Data excerpts -
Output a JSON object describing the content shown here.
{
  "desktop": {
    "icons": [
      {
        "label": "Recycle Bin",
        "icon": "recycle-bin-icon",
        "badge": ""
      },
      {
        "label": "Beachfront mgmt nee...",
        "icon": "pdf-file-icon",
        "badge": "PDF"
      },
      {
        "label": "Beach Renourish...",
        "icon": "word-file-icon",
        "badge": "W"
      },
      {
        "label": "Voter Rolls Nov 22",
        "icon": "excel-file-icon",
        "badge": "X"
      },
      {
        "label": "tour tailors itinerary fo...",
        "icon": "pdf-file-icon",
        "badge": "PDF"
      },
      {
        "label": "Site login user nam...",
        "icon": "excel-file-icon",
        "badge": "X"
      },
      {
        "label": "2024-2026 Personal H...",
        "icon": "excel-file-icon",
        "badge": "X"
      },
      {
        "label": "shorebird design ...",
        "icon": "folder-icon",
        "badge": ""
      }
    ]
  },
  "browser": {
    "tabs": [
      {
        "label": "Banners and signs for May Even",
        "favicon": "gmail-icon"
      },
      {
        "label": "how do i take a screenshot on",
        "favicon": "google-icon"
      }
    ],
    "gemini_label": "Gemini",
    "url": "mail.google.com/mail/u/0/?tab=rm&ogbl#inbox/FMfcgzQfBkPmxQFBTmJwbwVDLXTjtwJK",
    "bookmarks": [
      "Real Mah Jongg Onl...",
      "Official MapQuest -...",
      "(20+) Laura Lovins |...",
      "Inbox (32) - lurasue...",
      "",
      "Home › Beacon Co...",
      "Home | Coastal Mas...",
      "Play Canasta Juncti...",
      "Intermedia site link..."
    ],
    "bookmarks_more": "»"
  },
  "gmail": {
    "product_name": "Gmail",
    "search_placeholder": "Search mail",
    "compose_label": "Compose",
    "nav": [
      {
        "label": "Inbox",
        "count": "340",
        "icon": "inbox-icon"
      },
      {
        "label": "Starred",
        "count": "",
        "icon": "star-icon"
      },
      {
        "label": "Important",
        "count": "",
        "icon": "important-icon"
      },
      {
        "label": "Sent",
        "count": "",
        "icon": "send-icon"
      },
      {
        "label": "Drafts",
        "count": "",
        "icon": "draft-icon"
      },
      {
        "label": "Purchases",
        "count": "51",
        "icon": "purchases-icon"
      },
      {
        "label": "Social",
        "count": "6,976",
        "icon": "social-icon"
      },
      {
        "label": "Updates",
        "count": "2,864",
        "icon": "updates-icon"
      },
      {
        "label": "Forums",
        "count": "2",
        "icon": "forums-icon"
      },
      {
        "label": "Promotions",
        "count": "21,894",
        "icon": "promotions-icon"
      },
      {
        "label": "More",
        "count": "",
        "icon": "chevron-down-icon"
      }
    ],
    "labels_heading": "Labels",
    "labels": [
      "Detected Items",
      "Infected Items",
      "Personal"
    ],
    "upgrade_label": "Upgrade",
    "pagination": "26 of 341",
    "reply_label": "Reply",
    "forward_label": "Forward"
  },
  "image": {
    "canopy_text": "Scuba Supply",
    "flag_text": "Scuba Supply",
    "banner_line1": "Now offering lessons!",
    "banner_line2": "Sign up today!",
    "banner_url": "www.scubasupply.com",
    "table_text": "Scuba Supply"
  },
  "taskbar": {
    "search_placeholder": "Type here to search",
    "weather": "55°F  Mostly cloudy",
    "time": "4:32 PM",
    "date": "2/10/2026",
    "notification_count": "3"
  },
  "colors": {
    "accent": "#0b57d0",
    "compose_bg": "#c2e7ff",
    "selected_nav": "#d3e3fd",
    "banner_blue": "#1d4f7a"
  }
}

---

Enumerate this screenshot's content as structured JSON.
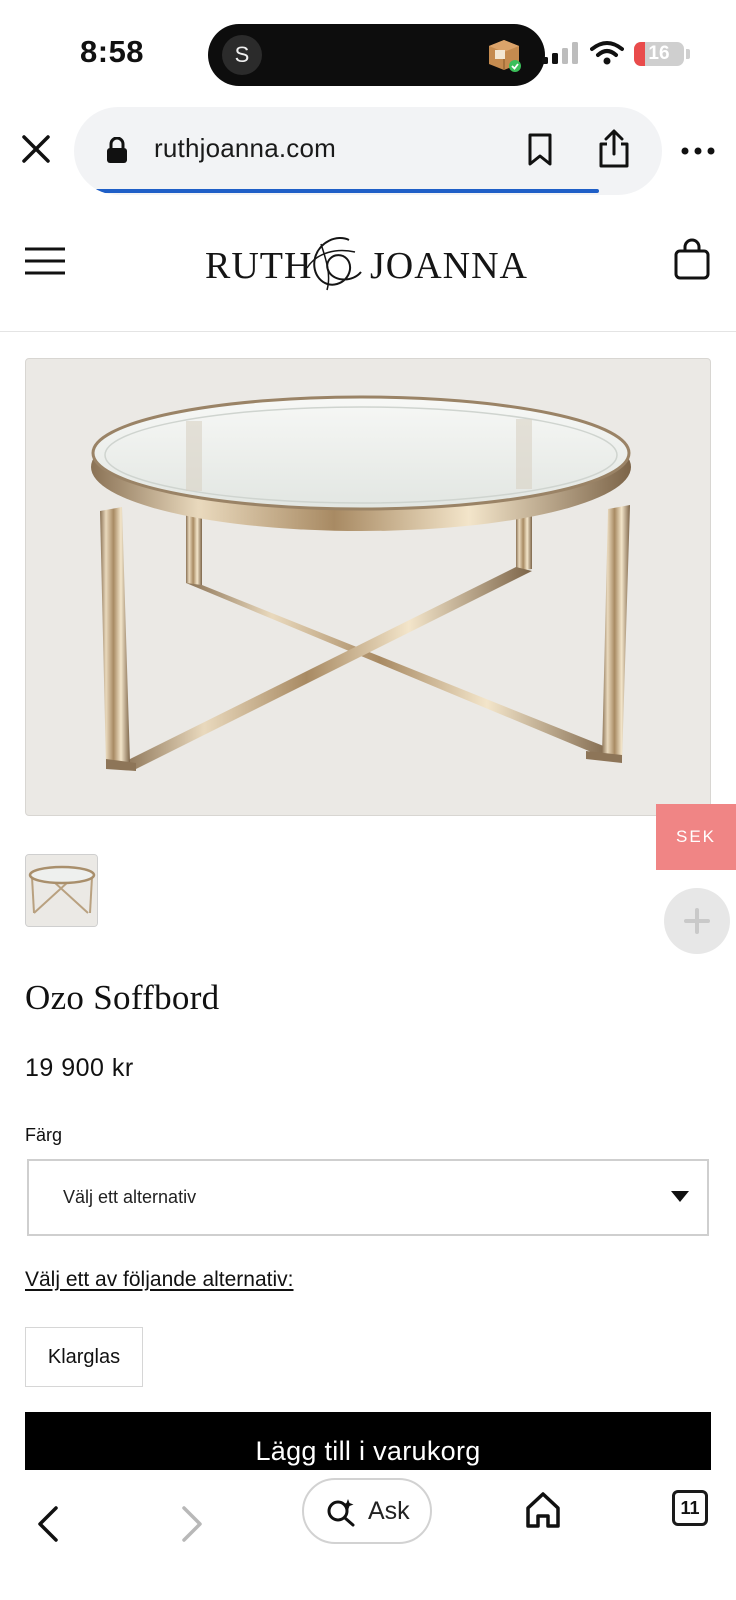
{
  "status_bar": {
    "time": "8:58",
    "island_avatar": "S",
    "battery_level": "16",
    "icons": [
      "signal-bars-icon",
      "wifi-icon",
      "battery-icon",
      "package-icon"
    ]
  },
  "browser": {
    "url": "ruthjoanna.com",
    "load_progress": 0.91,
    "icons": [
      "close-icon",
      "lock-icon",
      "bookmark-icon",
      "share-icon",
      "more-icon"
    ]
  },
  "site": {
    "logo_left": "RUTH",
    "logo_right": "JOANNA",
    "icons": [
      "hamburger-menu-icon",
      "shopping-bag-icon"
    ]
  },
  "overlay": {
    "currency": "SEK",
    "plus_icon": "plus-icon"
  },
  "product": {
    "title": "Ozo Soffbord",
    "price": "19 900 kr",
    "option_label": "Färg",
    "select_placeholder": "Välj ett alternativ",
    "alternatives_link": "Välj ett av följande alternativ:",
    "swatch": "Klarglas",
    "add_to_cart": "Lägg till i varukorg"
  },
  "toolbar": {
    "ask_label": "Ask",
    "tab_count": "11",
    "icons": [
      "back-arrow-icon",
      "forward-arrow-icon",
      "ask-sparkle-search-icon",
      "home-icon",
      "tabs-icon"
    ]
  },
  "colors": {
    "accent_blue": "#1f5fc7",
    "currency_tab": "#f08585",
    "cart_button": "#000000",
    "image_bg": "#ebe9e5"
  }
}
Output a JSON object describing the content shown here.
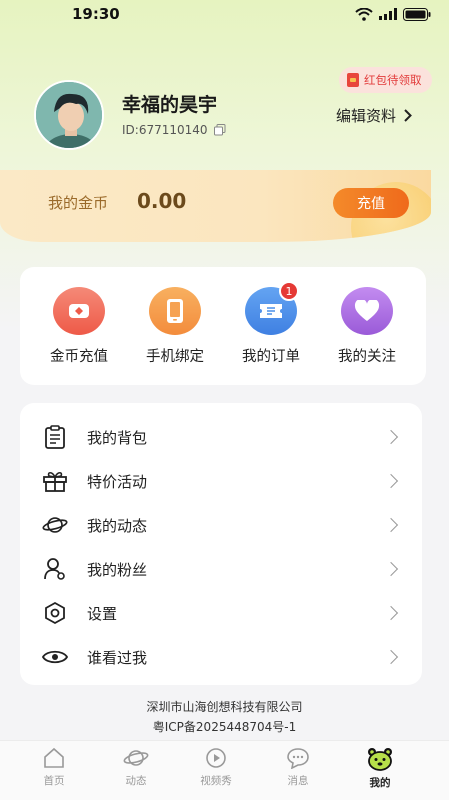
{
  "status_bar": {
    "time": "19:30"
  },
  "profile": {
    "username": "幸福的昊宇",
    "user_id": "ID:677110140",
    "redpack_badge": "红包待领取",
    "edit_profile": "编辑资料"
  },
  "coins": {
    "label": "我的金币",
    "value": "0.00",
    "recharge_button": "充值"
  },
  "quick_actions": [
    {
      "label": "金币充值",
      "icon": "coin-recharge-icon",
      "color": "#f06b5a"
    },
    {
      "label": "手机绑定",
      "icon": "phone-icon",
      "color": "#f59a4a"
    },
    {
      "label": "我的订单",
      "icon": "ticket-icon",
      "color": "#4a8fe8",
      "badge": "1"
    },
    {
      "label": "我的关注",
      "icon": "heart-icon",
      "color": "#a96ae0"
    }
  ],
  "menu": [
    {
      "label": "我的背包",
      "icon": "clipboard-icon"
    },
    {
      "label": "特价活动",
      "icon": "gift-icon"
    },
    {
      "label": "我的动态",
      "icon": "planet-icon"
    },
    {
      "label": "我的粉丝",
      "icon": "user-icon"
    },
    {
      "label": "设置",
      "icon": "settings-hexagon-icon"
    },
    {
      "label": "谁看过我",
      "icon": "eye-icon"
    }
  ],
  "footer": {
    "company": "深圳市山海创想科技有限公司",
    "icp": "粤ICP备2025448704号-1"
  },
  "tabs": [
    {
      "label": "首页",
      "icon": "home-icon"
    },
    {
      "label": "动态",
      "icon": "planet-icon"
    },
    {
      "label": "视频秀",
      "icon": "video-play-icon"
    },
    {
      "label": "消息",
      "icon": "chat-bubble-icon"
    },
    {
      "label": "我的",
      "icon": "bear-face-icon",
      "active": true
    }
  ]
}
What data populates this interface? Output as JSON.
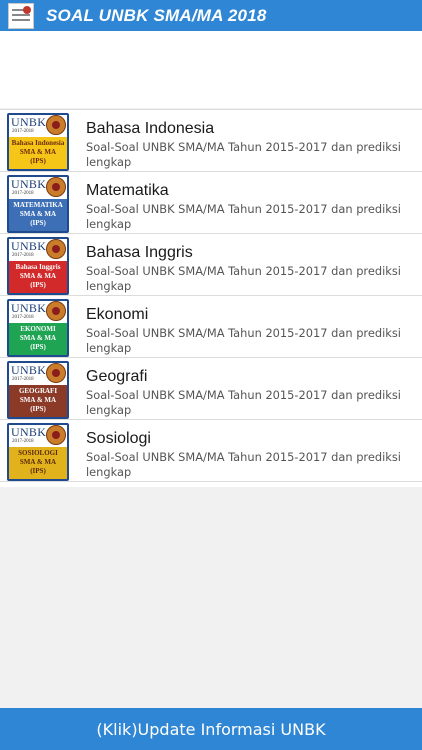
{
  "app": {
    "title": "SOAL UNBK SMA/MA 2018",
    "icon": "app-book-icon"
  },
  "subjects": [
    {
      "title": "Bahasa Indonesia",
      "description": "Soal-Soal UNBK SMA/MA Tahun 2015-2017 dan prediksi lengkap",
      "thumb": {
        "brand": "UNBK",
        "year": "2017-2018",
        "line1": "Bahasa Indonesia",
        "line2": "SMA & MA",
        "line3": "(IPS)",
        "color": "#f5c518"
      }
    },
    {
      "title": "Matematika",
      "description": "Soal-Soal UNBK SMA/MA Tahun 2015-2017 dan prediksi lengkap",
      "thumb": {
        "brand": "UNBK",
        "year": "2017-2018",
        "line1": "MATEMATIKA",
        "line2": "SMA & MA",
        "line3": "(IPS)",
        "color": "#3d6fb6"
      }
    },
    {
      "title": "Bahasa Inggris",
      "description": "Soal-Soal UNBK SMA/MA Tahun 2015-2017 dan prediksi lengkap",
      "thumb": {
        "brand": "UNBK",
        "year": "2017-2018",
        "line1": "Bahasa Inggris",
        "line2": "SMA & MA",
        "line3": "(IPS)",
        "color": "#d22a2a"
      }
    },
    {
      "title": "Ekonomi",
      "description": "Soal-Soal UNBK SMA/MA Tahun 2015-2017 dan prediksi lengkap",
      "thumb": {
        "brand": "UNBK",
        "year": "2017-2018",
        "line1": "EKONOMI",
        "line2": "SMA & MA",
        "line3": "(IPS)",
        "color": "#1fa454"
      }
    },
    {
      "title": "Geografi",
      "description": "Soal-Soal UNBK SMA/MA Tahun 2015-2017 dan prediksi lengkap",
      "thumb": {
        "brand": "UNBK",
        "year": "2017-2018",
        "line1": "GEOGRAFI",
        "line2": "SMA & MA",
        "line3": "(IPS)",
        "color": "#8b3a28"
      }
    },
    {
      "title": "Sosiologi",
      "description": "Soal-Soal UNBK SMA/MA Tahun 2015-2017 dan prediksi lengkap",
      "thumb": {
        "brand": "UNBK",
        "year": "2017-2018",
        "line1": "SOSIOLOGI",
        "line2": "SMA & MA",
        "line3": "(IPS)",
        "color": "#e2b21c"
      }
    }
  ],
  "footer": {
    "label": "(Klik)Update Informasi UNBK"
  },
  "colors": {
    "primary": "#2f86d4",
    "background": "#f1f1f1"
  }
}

---

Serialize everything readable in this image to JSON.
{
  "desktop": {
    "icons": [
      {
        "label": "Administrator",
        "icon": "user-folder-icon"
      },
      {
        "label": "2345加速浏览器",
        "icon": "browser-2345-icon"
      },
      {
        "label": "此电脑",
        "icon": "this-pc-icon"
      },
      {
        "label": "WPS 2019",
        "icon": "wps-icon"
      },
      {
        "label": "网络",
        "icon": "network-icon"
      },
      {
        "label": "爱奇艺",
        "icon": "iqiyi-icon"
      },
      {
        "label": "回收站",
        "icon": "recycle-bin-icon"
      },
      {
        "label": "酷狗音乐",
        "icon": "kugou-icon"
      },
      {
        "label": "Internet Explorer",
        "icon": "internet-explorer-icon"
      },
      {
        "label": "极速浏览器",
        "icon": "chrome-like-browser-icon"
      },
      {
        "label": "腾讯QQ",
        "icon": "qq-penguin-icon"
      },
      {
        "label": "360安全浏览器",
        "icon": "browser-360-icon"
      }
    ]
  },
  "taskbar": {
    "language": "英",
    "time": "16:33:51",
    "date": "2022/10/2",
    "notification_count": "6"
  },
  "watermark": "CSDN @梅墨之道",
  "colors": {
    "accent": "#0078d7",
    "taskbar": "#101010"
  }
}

Written task -
Tally the lines of the listing above that include the word "screenshot". Answer with the number alone.

Reply -
2